--- start of Input for this task ---

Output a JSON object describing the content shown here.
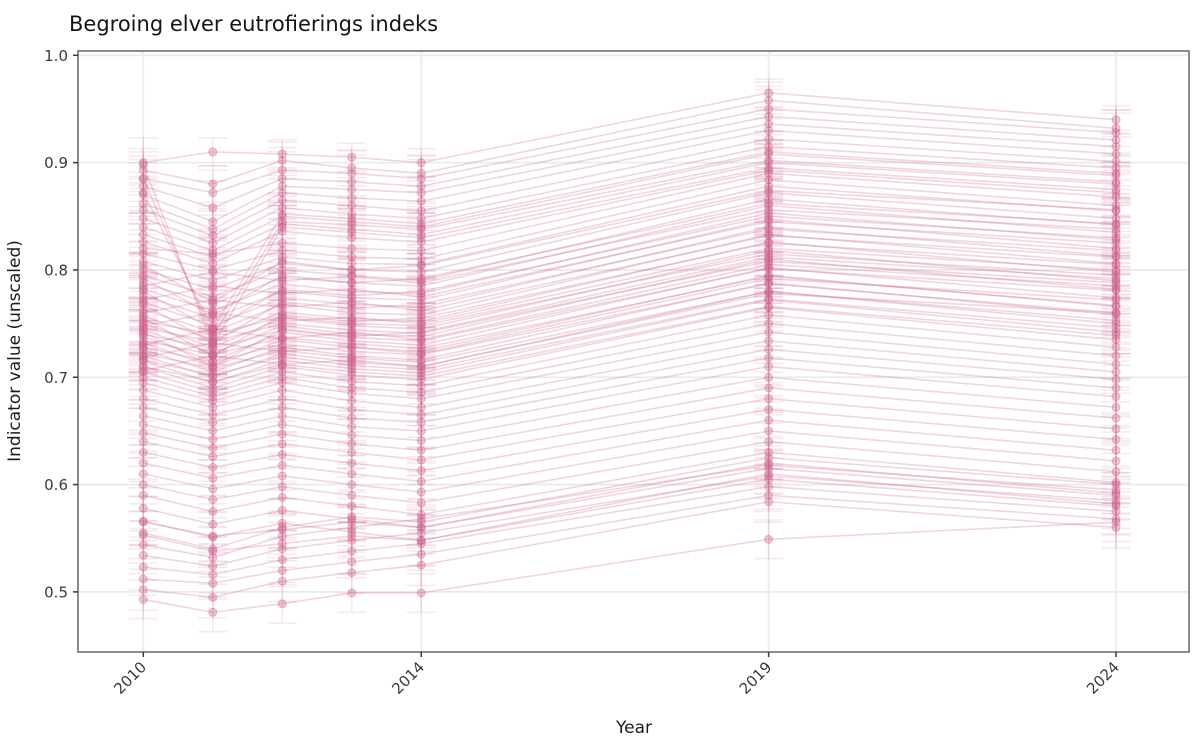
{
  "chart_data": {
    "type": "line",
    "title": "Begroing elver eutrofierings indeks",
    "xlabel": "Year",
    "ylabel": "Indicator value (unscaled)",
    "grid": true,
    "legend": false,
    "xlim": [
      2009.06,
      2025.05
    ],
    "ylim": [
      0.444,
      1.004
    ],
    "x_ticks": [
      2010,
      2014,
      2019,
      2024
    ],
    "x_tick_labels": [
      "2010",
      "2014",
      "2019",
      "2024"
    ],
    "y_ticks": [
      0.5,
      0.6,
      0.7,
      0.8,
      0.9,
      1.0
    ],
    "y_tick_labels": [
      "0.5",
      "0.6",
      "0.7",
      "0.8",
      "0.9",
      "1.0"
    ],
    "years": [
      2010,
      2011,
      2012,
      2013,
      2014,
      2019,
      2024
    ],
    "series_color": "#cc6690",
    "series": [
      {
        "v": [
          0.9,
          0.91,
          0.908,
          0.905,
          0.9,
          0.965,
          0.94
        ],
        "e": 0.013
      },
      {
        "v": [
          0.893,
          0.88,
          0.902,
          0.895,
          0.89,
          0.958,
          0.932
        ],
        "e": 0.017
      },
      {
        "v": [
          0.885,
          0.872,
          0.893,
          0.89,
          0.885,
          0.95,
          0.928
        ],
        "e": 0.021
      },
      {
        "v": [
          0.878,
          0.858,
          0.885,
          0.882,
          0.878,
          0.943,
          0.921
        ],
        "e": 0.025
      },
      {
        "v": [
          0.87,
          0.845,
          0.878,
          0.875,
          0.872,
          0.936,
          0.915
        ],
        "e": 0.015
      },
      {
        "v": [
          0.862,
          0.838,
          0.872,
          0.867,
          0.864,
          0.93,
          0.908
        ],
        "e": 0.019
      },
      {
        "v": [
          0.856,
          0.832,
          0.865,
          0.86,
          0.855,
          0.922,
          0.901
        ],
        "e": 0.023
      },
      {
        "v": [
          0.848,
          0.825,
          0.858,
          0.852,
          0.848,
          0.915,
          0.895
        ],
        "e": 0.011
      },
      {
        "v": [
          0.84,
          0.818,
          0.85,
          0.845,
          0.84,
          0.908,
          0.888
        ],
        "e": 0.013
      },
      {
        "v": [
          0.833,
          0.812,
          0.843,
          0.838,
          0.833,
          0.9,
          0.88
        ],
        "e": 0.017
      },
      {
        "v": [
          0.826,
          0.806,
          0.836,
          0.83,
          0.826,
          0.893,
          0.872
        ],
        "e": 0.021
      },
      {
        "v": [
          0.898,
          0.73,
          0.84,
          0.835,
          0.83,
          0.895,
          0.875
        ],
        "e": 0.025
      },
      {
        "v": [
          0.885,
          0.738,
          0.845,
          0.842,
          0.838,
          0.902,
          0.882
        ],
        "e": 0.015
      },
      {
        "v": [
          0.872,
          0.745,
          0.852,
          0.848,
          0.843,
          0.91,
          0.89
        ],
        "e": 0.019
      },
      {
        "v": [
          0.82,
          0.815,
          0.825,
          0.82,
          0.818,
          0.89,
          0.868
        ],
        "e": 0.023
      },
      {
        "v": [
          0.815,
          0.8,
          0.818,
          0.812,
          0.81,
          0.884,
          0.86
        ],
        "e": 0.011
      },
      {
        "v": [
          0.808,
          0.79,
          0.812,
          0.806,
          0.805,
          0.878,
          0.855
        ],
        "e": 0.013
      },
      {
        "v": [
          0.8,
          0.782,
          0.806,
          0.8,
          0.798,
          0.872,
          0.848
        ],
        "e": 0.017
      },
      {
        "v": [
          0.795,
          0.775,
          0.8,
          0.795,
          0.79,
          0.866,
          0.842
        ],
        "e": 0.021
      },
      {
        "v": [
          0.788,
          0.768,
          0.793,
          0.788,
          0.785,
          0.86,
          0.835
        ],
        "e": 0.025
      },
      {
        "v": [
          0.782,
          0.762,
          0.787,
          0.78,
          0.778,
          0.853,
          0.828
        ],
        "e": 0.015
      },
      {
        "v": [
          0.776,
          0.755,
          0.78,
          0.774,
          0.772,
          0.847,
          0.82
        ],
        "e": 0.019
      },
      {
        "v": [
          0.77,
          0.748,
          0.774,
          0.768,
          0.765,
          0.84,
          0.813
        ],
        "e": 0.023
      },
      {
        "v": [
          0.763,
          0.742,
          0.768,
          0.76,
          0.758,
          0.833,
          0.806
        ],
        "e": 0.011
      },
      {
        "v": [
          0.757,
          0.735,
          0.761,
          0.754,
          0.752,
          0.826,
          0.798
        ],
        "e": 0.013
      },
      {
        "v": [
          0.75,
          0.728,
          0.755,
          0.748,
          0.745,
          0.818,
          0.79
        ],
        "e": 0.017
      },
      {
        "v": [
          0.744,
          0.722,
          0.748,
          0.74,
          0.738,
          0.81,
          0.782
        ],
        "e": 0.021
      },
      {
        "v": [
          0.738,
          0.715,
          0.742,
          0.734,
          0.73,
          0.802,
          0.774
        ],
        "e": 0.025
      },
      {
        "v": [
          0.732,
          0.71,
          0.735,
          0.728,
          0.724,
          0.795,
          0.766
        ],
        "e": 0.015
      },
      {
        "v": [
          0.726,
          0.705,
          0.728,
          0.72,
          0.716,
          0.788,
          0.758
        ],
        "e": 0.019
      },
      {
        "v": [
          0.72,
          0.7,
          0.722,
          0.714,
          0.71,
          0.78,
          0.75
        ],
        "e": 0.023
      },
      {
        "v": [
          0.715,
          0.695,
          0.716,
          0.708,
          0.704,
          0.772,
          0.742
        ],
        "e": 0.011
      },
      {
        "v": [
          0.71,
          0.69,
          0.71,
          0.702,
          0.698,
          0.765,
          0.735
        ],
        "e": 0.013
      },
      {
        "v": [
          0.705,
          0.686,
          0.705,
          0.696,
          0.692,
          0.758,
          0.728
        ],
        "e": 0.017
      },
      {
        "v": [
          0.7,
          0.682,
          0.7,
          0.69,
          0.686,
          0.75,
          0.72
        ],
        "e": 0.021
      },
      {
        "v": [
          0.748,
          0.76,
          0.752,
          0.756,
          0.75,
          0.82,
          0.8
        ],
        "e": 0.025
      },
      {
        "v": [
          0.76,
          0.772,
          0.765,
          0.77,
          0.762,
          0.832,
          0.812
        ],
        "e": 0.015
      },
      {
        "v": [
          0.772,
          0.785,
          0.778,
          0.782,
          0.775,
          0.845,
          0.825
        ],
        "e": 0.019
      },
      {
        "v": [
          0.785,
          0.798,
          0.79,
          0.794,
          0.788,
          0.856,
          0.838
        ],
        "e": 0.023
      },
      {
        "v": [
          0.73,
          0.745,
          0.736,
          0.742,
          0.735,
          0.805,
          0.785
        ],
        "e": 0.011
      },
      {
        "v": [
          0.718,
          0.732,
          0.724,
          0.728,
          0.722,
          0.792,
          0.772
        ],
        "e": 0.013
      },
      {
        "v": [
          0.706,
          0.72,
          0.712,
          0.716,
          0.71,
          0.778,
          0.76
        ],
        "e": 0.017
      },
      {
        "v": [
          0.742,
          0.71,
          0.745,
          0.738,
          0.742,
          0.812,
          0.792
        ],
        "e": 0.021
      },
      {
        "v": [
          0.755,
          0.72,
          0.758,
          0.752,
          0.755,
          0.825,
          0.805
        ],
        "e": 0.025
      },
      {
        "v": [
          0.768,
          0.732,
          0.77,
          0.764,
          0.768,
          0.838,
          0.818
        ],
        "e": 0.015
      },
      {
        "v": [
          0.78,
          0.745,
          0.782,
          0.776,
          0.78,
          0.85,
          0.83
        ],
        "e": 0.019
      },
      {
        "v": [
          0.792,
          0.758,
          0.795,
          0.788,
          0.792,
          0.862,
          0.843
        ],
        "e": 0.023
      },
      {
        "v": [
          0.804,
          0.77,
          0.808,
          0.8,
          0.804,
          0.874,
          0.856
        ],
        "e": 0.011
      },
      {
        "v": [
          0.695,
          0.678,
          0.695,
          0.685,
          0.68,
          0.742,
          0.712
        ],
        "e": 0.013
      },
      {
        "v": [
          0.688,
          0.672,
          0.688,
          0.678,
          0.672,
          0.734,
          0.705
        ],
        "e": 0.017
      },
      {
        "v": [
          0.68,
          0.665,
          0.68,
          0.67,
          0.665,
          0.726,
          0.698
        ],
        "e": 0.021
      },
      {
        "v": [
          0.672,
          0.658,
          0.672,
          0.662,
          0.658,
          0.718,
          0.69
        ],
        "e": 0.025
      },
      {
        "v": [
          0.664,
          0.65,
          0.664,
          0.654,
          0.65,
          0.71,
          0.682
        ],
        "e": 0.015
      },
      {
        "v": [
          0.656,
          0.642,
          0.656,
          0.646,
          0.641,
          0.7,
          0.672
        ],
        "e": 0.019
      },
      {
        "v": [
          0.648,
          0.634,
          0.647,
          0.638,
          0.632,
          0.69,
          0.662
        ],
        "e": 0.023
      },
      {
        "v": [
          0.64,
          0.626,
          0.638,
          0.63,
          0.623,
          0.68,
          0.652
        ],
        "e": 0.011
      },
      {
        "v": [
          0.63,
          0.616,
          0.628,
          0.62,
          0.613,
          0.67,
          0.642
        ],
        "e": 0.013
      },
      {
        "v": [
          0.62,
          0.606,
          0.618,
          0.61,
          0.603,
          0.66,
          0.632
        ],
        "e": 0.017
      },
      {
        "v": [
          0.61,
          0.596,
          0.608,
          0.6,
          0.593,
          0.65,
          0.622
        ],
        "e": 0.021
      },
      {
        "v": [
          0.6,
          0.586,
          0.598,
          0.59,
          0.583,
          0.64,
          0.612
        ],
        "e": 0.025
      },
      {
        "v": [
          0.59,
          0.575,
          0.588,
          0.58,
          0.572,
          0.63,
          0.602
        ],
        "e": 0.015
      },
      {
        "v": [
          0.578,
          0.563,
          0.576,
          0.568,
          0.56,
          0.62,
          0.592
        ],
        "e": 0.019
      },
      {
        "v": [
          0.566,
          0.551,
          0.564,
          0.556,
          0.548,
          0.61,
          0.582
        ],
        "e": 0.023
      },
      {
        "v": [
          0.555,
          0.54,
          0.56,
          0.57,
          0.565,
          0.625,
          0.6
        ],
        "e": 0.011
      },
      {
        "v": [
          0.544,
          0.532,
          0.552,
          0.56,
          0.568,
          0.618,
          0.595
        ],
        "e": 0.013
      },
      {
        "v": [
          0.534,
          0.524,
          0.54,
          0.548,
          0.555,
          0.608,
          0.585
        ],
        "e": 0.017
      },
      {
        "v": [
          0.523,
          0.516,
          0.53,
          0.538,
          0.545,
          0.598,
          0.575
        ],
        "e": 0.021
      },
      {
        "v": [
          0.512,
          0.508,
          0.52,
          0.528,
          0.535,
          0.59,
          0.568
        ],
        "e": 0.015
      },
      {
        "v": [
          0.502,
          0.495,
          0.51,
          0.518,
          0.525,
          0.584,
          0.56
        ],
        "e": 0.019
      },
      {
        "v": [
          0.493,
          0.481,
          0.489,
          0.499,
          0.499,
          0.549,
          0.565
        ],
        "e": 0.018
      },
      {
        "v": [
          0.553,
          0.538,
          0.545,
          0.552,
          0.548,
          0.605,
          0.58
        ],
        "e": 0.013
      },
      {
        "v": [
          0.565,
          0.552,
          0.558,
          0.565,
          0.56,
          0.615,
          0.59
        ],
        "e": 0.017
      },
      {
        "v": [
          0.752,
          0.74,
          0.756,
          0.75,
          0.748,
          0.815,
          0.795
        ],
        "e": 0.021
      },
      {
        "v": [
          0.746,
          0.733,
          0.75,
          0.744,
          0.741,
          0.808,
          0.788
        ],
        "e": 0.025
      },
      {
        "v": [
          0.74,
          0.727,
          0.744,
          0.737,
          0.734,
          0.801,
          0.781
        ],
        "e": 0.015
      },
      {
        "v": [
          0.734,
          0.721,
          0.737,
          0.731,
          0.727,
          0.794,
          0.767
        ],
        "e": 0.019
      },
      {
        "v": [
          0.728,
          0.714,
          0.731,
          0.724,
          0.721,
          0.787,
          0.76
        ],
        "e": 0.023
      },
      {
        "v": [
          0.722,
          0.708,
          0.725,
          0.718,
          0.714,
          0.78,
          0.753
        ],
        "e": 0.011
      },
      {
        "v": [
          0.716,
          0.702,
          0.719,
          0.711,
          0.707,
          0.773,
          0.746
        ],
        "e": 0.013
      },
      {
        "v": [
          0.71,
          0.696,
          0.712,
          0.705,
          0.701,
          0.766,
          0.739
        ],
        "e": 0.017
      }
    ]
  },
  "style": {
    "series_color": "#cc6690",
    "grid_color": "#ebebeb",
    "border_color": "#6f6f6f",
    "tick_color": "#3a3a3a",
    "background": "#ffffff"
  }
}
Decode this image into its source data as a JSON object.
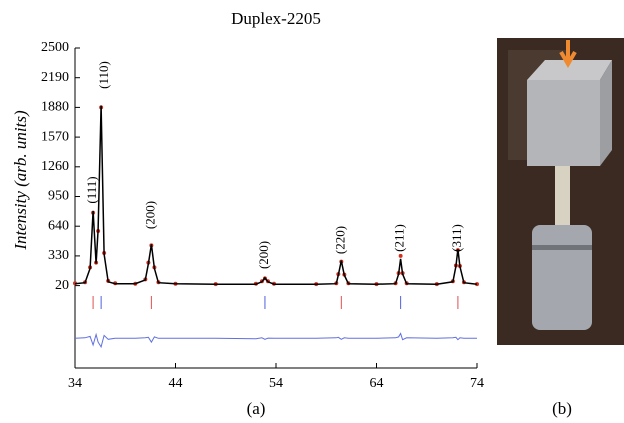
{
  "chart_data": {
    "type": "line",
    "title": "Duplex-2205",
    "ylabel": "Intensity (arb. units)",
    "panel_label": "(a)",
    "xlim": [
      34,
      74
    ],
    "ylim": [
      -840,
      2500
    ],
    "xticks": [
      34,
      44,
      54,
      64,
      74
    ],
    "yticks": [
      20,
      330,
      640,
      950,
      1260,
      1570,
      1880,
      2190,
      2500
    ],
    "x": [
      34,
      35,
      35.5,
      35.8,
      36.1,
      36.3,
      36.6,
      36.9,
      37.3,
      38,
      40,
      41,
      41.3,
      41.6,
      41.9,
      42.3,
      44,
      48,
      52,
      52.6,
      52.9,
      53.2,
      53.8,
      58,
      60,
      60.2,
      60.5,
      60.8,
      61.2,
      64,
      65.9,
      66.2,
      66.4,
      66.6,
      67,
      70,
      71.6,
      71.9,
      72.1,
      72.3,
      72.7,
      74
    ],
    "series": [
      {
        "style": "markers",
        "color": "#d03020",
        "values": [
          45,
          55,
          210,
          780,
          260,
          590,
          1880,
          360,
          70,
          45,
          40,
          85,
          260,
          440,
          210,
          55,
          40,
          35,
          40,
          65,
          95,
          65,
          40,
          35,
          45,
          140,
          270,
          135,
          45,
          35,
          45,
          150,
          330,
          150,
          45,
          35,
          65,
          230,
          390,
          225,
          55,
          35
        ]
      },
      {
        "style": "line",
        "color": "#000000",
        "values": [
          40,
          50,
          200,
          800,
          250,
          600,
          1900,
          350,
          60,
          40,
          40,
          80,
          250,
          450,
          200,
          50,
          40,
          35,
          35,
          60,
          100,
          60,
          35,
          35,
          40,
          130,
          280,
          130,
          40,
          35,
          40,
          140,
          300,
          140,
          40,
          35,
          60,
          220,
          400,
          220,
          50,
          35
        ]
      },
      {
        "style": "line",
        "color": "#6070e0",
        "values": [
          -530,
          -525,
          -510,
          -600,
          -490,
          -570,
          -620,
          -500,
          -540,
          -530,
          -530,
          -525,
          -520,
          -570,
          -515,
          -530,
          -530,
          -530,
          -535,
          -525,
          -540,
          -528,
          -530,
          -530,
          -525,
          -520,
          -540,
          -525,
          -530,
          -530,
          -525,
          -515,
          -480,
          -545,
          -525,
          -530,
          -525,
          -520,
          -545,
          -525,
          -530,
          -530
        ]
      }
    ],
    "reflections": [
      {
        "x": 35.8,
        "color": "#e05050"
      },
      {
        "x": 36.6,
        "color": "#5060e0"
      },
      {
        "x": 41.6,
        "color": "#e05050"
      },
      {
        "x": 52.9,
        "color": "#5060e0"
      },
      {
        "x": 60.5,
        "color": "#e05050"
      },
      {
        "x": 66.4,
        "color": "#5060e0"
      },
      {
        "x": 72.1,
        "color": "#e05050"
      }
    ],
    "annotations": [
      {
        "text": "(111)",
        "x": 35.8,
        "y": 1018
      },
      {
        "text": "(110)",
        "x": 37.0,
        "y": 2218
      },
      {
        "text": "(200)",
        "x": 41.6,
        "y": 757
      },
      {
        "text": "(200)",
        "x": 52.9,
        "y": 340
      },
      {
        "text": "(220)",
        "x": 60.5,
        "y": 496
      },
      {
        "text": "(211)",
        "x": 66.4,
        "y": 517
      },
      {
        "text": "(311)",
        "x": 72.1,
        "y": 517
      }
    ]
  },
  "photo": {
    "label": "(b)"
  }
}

--- end of Input for this task ---

Exercise directions: From the entries above, pull out each line that includes "title".

Final answer:
    "title": "Begroing elver eutrofierings indeks",
    "title": "Duplex-2205",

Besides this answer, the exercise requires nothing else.